## START
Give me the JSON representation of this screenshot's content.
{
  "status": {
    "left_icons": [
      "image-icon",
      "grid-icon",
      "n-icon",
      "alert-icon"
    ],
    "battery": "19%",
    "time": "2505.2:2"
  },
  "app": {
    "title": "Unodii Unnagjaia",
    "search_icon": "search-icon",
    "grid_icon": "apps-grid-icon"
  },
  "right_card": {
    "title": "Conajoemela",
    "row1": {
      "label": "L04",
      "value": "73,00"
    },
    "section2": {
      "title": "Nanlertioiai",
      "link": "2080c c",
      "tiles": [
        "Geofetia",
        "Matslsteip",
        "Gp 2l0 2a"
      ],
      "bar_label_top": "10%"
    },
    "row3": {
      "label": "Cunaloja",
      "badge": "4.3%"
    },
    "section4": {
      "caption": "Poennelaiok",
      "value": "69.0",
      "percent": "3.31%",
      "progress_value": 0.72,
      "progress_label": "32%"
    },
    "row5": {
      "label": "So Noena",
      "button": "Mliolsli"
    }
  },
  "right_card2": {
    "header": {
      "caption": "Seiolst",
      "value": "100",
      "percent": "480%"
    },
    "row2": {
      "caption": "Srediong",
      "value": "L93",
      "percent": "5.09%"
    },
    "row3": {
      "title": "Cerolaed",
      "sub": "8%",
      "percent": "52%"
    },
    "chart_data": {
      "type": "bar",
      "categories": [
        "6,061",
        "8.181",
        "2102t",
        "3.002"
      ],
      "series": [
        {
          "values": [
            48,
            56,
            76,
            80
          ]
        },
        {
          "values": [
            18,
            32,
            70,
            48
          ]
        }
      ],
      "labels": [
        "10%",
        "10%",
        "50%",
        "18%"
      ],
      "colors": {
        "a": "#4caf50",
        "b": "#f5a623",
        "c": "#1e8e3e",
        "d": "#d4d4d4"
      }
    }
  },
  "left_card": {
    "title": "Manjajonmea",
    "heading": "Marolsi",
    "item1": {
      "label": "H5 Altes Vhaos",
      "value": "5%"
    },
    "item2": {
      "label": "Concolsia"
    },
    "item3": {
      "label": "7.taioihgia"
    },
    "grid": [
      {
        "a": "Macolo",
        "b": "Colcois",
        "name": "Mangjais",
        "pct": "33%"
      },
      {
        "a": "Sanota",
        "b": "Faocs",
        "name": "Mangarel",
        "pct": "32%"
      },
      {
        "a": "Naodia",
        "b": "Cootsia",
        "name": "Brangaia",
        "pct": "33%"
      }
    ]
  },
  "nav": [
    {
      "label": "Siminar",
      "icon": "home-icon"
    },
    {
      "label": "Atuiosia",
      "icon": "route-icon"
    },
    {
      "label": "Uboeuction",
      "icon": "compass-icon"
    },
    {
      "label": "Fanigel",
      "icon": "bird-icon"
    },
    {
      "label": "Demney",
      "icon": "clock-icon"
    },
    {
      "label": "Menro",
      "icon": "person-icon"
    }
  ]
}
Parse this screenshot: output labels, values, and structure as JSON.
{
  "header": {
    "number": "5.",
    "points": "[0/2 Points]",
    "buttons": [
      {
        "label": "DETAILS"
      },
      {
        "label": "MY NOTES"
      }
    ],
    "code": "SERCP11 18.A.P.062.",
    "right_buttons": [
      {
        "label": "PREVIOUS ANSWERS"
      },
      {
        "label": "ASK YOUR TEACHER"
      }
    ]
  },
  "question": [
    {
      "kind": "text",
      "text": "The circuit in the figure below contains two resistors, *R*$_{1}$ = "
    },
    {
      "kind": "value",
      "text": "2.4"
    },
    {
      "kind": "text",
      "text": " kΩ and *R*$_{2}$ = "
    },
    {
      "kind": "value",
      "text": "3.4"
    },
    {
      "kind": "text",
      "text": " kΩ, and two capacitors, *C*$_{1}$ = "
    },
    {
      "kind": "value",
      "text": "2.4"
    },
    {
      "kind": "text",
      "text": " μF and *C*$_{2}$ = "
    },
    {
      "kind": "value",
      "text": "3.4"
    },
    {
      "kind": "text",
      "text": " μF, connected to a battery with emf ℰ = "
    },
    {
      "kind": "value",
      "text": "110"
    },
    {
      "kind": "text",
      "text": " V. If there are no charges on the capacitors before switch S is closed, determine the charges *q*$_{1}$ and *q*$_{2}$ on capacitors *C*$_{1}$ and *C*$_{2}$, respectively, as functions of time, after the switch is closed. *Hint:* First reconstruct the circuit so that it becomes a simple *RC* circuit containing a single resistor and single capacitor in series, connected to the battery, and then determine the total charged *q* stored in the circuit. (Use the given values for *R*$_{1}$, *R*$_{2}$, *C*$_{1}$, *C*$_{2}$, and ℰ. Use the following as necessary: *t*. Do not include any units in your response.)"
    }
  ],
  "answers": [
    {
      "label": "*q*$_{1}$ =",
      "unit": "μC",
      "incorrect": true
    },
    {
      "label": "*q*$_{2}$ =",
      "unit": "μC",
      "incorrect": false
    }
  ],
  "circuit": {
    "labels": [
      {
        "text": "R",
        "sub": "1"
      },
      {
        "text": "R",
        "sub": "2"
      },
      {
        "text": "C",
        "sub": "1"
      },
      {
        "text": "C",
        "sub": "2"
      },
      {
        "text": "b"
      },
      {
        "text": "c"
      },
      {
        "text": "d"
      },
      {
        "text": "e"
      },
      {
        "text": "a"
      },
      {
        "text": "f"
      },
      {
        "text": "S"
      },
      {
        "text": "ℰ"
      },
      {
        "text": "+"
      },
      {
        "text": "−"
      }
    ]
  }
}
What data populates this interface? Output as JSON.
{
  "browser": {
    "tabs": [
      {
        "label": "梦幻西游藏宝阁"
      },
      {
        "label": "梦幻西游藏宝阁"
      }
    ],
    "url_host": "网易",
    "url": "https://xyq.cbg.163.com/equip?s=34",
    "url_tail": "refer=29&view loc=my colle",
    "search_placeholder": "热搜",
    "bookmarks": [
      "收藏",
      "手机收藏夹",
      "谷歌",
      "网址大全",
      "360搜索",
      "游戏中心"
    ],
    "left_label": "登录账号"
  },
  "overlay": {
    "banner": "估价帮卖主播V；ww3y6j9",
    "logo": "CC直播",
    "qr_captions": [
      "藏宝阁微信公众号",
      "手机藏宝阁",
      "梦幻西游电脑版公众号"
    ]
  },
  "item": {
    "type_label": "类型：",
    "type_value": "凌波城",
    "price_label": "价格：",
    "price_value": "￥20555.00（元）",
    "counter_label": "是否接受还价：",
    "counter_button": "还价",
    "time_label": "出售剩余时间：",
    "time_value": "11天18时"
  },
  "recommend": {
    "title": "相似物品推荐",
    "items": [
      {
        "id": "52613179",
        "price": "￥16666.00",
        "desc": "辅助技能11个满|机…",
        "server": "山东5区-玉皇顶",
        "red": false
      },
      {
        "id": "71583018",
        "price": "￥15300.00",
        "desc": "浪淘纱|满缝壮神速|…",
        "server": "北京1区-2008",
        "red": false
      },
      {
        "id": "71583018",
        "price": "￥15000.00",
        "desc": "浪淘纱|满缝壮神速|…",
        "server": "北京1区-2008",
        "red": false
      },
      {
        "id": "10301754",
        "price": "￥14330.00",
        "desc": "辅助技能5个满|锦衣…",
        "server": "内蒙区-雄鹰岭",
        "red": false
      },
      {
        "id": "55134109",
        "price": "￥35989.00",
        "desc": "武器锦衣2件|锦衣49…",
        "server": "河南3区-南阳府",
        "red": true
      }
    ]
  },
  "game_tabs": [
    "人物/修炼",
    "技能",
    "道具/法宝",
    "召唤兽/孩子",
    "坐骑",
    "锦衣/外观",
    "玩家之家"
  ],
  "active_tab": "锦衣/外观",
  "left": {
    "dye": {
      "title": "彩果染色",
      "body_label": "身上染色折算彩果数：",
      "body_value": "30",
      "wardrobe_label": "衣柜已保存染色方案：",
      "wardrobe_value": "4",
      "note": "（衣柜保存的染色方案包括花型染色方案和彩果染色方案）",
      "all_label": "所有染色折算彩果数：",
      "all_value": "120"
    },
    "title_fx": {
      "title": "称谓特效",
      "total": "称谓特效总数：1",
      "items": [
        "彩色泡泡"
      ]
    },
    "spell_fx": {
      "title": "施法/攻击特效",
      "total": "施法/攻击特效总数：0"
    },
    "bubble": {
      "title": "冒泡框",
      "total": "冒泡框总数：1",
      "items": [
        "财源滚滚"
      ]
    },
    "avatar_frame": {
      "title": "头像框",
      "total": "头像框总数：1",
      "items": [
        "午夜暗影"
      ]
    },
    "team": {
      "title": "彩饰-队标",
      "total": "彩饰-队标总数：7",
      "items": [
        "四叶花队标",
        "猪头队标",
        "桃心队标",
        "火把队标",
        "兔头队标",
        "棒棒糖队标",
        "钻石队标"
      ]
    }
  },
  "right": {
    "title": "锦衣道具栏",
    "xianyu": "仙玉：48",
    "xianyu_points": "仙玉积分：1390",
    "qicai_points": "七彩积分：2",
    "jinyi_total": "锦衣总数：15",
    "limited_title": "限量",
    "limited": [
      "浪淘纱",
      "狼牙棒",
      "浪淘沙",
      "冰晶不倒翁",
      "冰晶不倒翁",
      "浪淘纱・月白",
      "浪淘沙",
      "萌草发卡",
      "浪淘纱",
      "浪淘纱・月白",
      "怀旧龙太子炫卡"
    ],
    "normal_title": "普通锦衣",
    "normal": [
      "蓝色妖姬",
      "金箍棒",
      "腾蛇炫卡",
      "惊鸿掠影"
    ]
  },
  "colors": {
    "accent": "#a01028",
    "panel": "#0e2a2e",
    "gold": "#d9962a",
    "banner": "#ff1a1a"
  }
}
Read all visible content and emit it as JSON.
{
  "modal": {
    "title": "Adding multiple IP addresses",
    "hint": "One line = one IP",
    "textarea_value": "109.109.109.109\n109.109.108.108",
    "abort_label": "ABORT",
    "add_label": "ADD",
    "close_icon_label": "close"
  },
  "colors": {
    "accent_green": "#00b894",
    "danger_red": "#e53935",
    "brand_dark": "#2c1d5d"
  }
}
## END
[What is needed]: Copy every line of the listing that includes the string "connected".

[The solution]:
      "text": " μF, connected to a battery with emf ℰ = "
      "text": " V. If there are no charges on the capacitors before switch S is closed, determine the charges *q*$_{1}$ and *q*$_{2}$ on capacitors *C*$_{1}$ and *C*$_{2}$, respectively, as functions of time, after the switch is closed. *Hint:* First reconstruct the circuit so that it becomes a simple *RC* circuit containing a single resistor and single capacitor in series, connected to the battery, and then determine the total charged *q* stored in the circuit. (Use the given values for *R*$_{1}$, *R*$_{2}$, *C*$_{1}$, *C*$_{2}$, and ℰ. Use the following as necessary: *t*. Do not include any units in your response.)"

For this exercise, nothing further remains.